■ CHALLENGE:
Copy every line from the records below that holds the word "TabsController".

━━━ INFORMATION SUPPLIED

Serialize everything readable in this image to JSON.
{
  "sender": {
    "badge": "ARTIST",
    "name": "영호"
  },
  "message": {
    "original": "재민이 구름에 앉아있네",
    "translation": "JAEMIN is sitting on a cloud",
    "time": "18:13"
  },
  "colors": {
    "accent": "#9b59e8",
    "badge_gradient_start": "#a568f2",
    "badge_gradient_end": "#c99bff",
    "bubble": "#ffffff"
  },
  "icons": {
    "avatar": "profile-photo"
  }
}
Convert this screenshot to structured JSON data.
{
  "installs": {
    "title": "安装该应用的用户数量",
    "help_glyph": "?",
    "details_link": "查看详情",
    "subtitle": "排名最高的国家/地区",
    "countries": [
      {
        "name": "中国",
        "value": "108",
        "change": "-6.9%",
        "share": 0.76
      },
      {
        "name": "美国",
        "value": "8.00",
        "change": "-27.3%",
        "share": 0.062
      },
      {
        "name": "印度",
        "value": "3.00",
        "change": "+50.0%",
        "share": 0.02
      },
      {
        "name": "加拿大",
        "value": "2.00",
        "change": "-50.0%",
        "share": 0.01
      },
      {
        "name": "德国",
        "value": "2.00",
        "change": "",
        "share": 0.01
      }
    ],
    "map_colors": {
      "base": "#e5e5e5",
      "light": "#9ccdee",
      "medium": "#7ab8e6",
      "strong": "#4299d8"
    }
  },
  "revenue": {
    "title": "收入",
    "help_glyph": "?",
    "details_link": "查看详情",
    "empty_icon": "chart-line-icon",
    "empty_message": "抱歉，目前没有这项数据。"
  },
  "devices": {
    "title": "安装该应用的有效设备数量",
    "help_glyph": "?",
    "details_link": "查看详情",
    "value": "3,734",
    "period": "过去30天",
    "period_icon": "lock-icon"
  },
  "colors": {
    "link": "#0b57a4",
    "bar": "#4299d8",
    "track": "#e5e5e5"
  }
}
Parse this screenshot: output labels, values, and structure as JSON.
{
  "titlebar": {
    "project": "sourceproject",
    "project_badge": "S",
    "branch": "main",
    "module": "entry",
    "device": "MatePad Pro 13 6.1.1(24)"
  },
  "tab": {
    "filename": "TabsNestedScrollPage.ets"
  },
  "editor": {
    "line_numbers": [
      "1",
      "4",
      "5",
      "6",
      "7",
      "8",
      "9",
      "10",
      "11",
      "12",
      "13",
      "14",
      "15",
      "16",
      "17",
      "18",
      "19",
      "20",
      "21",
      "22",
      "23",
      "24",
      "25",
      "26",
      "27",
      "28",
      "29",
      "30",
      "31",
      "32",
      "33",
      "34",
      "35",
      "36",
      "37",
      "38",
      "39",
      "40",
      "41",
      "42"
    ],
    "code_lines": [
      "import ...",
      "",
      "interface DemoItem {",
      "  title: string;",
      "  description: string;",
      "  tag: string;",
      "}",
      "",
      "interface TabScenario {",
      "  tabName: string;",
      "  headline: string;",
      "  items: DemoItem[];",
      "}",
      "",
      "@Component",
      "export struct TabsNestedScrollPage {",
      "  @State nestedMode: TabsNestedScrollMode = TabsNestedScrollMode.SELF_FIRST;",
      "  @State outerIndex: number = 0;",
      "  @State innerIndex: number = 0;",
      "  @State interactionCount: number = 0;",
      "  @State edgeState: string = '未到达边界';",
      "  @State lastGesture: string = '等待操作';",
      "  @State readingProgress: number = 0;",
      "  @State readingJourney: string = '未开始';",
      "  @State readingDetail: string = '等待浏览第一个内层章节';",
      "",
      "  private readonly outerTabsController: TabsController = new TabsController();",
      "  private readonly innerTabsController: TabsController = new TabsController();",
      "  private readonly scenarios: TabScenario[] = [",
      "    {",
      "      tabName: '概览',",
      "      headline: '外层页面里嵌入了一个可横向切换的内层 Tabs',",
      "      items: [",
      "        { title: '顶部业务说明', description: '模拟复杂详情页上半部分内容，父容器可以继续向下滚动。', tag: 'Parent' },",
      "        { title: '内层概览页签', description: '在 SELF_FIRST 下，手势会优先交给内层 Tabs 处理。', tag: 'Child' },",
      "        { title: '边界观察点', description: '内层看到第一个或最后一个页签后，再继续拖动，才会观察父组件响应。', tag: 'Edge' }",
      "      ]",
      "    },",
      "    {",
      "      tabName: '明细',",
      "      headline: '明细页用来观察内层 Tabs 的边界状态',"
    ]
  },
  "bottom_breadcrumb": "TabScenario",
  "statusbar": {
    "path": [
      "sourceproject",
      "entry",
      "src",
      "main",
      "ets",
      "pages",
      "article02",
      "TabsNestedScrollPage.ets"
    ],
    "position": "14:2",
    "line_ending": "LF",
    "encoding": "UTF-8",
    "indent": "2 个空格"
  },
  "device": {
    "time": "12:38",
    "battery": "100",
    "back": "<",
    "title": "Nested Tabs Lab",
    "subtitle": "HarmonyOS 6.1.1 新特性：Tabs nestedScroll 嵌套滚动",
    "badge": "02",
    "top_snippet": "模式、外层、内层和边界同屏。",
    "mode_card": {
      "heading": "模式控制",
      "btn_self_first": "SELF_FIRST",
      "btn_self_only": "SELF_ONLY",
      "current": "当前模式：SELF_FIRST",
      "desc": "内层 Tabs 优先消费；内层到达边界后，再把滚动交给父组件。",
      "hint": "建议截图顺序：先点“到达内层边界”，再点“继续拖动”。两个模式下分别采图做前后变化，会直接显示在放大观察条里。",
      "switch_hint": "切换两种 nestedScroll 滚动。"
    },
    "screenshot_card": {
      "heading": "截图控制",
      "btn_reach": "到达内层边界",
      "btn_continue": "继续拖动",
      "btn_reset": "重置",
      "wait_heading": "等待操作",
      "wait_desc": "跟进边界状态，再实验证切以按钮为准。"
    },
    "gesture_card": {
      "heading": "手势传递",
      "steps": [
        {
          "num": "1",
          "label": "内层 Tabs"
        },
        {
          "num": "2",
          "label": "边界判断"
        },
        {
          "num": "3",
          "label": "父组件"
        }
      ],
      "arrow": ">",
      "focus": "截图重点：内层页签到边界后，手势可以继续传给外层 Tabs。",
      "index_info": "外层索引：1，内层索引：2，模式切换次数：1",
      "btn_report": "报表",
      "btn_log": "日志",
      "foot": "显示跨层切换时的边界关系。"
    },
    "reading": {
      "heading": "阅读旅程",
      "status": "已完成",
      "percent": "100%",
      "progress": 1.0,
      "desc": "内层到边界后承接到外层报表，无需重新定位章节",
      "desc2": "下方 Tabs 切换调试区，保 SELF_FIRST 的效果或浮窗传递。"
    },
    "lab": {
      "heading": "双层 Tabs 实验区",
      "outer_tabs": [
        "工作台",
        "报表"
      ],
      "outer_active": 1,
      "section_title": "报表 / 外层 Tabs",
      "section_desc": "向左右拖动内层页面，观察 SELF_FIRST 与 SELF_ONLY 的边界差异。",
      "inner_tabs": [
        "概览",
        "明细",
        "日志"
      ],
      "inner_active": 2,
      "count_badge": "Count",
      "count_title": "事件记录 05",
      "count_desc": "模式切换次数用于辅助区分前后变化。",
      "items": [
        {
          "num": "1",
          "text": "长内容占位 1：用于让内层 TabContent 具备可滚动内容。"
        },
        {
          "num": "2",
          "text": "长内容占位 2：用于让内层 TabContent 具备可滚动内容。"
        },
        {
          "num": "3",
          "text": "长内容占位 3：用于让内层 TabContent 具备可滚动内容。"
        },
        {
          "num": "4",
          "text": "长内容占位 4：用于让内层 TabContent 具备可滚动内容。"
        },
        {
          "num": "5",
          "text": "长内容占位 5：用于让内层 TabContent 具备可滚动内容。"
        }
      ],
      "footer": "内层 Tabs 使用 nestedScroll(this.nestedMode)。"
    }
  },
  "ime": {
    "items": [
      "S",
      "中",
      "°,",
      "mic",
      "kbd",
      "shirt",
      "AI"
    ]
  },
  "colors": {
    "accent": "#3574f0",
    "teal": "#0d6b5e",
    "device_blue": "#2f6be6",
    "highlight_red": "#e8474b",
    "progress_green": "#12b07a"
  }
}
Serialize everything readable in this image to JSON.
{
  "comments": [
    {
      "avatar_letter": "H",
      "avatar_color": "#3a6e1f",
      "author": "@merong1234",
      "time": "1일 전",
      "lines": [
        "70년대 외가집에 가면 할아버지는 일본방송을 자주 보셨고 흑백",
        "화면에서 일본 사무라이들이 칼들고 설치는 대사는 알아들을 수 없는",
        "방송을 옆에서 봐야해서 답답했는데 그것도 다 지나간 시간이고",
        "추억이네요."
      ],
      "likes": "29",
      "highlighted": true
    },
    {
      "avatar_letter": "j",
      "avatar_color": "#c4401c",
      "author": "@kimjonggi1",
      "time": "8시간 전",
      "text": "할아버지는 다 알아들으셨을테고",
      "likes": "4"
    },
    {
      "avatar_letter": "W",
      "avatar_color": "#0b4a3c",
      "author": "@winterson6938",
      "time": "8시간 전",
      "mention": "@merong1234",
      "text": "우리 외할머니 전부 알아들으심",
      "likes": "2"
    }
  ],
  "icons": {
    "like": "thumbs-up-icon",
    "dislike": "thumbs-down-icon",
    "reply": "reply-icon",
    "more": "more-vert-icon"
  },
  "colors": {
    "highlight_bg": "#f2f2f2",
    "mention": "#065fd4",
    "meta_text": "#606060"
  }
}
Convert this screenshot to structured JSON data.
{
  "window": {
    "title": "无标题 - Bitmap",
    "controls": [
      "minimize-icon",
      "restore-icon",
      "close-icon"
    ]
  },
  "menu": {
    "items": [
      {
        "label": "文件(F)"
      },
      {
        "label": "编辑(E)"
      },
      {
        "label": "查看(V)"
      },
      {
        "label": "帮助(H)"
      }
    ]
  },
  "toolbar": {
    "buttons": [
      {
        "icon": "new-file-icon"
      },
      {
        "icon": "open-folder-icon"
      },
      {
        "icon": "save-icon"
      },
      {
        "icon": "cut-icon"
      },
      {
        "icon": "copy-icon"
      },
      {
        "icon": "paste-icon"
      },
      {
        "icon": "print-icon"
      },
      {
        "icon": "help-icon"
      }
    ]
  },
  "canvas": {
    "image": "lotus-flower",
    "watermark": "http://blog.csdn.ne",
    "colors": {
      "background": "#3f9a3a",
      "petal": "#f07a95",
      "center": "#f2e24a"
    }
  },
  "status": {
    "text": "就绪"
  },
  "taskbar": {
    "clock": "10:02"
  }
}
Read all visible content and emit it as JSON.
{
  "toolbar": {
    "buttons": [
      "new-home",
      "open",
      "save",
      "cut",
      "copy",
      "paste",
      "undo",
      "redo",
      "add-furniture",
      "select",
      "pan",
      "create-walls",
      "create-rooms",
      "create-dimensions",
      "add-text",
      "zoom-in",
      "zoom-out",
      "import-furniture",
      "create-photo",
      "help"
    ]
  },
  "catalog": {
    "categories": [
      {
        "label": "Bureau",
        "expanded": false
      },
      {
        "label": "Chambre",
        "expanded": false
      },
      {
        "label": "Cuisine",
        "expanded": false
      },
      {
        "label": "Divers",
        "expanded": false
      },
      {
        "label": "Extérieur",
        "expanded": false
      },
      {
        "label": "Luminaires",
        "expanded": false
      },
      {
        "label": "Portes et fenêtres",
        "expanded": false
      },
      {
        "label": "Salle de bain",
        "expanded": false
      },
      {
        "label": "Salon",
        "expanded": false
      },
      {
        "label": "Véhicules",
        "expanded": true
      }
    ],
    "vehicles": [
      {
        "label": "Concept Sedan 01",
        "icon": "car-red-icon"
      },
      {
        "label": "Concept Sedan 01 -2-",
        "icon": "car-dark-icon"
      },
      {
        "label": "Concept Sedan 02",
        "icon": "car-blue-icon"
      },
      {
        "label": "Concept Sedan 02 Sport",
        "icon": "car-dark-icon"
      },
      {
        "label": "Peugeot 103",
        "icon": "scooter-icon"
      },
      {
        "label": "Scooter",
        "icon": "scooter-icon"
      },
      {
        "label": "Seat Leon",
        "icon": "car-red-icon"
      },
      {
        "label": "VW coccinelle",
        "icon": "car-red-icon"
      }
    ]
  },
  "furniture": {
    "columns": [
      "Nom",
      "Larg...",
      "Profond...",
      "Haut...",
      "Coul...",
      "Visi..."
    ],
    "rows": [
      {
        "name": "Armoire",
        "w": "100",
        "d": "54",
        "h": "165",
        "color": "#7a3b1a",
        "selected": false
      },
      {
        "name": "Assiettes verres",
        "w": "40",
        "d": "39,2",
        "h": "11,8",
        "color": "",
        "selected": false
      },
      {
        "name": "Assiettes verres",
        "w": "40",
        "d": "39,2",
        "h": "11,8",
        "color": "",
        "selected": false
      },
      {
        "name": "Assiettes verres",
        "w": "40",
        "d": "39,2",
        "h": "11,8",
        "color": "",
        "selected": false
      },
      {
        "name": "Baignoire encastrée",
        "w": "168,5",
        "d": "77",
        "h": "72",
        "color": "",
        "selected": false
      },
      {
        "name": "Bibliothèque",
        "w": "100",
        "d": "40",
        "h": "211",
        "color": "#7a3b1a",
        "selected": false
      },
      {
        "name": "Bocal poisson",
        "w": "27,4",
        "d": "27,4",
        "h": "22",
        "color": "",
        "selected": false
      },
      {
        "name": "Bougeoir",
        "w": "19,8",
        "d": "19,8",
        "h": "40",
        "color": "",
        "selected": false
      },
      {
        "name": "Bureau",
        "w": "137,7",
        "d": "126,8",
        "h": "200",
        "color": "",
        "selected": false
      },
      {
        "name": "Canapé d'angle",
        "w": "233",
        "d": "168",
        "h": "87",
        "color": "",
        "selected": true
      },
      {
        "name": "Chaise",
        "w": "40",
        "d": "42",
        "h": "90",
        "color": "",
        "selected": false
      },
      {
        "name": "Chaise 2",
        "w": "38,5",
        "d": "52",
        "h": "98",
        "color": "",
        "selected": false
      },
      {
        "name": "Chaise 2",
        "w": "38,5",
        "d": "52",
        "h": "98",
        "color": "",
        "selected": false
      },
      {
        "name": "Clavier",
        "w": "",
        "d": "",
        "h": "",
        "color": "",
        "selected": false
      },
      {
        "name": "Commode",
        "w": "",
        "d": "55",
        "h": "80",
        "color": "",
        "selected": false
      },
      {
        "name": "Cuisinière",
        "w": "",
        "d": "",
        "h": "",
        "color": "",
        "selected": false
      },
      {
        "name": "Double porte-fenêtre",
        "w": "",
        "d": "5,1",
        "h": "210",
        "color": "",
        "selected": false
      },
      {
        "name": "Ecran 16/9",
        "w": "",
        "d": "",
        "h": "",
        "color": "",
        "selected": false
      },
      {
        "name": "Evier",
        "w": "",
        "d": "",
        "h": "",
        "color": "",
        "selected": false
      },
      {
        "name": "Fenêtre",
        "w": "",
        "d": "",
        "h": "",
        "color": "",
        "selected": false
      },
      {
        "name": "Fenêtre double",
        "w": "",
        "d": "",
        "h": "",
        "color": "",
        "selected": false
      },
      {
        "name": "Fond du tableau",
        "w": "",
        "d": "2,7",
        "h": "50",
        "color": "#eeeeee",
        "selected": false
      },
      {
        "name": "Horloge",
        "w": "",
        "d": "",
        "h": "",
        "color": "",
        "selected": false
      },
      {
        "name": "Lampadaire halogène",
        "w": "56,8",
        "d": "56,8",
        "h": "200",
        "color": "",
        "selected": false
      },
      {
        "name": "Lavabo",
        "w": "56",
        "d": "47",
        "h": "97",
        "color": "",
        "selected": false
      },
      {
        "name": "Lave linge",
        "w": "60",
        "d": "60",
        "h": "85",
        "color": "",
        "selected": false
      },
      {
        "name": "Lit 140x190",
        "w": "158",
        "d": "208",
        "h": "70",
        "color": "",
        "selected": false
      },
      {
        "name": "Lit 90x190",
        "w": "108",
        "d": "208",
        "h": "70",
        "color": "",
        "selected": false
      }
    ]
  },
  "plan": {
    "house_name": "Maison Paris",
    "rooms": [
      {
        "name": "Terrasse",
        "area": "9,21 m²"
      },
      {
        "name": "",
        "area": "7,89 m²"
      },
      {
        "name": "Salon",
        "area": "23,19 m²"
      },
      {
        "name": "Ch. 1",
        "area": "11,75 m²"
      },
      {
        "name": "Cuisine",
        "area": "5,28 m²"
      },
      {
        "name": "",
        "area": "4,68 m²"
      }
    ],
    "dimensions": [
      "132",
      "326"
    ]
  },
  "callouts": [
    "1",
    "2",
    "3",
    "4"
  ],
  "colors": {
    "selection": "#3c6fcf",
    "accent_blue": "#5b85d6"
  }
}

━━━━━━

■ EXERCISE OUTPUT:
      "  private readonly outerTabsController: TabsController = new TabsController();",
      "  private readonly innerTabsController: TabsController = new TabsController();",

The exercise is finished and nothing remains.